EXERCISE GOAL >>
The records below are to be repeated in full, exactly as they are.

[START OF TASK DATA]

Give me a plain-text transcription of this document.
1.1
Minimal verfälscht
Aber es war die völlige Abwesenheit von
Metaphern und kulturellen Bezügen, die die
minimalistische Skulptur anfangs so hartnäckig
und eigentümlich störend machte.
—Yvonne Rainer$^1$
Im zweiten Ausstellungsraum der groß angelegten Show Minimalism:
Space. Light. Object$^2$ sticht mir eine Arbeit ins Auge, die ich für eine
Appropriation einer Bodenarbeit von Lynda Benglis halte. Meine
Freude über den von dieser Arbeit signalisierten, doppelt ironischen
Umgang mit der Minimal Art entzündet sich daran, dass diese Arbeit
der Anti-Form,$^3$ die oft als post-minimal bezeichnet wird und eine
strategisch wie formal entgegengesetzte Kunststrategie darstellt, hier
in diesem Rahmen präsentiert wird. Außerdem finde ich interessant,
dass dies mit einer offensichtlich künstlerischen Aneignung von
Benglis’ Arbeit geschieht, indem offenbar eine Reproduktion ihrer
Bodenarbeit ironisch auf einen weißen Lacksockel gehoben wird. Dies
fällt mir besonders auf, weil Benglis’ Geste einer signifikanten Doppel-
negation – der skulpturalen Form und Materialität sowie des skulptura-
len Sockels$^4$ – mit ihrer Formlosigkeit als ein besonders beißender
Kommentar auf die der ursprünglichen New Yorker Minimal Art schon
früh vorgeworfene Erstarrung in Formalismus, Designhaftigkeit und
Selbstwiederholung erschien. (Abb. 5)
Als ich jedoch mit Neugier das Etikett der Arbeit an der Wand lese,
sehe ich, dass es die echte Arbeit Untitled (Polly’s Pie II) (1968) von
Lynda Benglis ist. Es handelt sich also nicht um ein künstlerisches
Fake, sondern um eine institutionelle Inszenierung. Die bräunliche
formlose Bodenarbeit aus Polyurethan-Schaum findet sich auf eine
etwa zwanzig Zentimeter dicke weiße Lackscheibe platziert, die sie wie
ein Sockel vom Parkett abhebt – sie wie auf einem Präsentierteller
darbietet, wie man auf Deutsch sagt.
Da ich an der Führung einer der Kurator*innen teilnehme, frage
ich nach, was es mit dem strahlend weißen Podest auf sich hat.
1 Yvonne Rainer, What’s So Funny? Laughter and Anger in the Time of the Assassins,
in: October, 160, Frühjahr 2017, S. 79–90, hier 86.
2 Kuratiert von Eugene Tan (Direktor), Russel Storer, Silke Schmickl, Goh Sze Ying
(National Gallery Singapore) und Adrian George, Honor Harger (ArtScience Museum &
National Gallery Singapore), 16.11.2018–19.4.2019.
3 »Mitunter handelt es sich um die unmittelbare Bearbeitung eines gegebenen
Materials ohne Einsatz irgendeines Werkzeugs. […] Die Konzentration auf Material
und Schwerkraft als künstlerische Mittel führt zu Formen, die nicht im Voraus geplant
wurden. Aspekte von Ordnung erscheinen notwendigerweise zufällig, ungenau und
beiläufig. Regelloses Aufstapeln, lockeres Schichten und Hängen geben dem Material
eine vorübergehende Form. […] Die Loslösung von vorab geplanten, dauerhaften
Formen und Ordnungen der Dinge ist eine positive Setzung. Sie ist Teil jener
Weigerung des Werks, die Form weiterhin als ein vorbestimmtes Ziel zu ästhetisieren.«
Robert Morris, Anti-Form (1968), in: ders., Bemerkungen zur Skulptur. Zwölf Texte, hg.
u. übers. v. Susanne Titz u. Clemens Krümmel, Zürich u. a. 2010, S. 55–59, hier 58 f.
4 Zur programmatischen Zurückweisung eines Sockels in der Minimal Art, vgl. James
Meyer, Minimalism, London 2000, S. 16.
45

[END OF TASK DATA]

OUTPUT BELOW >>
Give me a plain-text transcription of this document.
1.1
Minimal verfälscht
Aber es war die völlige Abwesenheit von
Metaphern und kulturellen Bezügen, die die
minimalistische Skulptur anfangs so hartnäckig
und eigentümlich störend machte.
—Yvonne Rainer$^1$
Im zweiten Ausstellungsraum der groß angelegten Show Minimalism:
Space. Light. Object$^2$ sticht mir eine Arbeit ins Auge, die ich für eine
Appropriation einer Bodenarbeit von Lynda Benglis halte. Meine
Freude über den von dieser Arbeit signalisierten, doppelt ironischen
Umgang mit der Minimal Art entzündet sich daran, dass diese Arbeit
der Anti-Form,$^3$ die oft als post-minimal bezeichnet wird und eine
strategisch wie formal entgegengesetzte Kunststrategie darstellt, hier
in diesem Rahmen präsentiert wird. Außerdem finde ich interessant,
dass dies mit einer offensichtlich künstlerischen Aneignung von
Benglis’ Arbeit geschieht, indem offenbar eine Reproduktion ihrer
Bodenarbeit ironisch auf einen weißen Lacksockel gehoben wird. Dies
fällt mir besonders auf, weil Benglis’ Geste einer signifikanten Doppel-
negation – der skulpturalen Form und Materialität sowie des skulptura-
len Sockels$^4$ – mit ihrer Formlosigkeit als ein besonders beißender
Kommentar auf die der ursprünglichen New Yorker Minimal Art schon
früh vorgeworfene Erstarrung in Formalismus, Designhaftigkeit und
Selbstwiederholung erschien. (Abb. 5)
Als ich jedoch mit Neugier das Etikett der Arbeit an der Wand lese,
sehe ich, dass es die echte Arbeit Untitled (Polly’s Pie II) (1968) von
Lynda Benglis ist. Es handelt sich also nicht um ein künstlerisches
Fake, sondern um eine institutionelle Inszenierung. Die bräunliche
formlose Bodenarbeit aus Polyurethan-Schaum findet sich auf eine
etwa zwanzig Zentimeter dicke weiße Lackscheibe platziert, die sie wie
ein Sockel vom Parkett abhebt – sie wie auf einem Präsentierteller
darbietet, wie man auf Deutsch sagt.
Da ich an der Führung einer der Kurator*innen teilnehme, frage
ich nach, was es mit dem strahlend weißen Podest auf sich hat.
1 Yvonne Rainer, What’s So Funny? Laughter and Anger in the Time of the Assassins,
in: October, 160, Frühjahr 2017, S. 79–90, hier 86.
2 Kuratiert von Eugene Tan (Direktor), Russel Storer, Silke Schmickl, Goh Sze Ying
(National Gallery Singapore) und Adrian George, Honor Harger (ArtScience Museum &
National Gallery Singapore), 16.11.2018–19.4.2019.
3 »Mitunter handelt es sich um die unmittelbare Bearbeitung eines gegebenen
Materials ohne Einsatz irgendeines Werkzeugs. […] Die Konzentration auf Material
und Schwerkraft als künstlerische Mittel führt zu Formen, die nicht im Voraus geplant
wurden. Aspekte von Ordnung erscheinen notwendigerweise zufällig, ungenau und
beiläufig. Regelloses Aufstapeln, lockeres Schichten und Hängen geben dem Material
eine vorübergehende Form. […] Die Loslösung von vorab geplanten, dauerhaften
Formen und Ordnungen der Dinge ist eine positive Setzung. Sie ist Teil jener
Weigerung des Werks, die Form weiterhin als ein vorbestimmtes Ziel zu ästhetisieren.«
Robert Morris, Anti-Form (1968), in: ders., Bemerkungen zur Skulptur. Zwölf Texte, hg.
u. übers. v. Susanne Titz u. Clemens Krümmel, Zürich u. a. 2010, S. 55–59, hier 58 f.
4 Zur programmatischen Zurückweisung eines Sockels in der Minimal Art, vgl. James
Meyer, Minimalism, London 2000, S. 16.
45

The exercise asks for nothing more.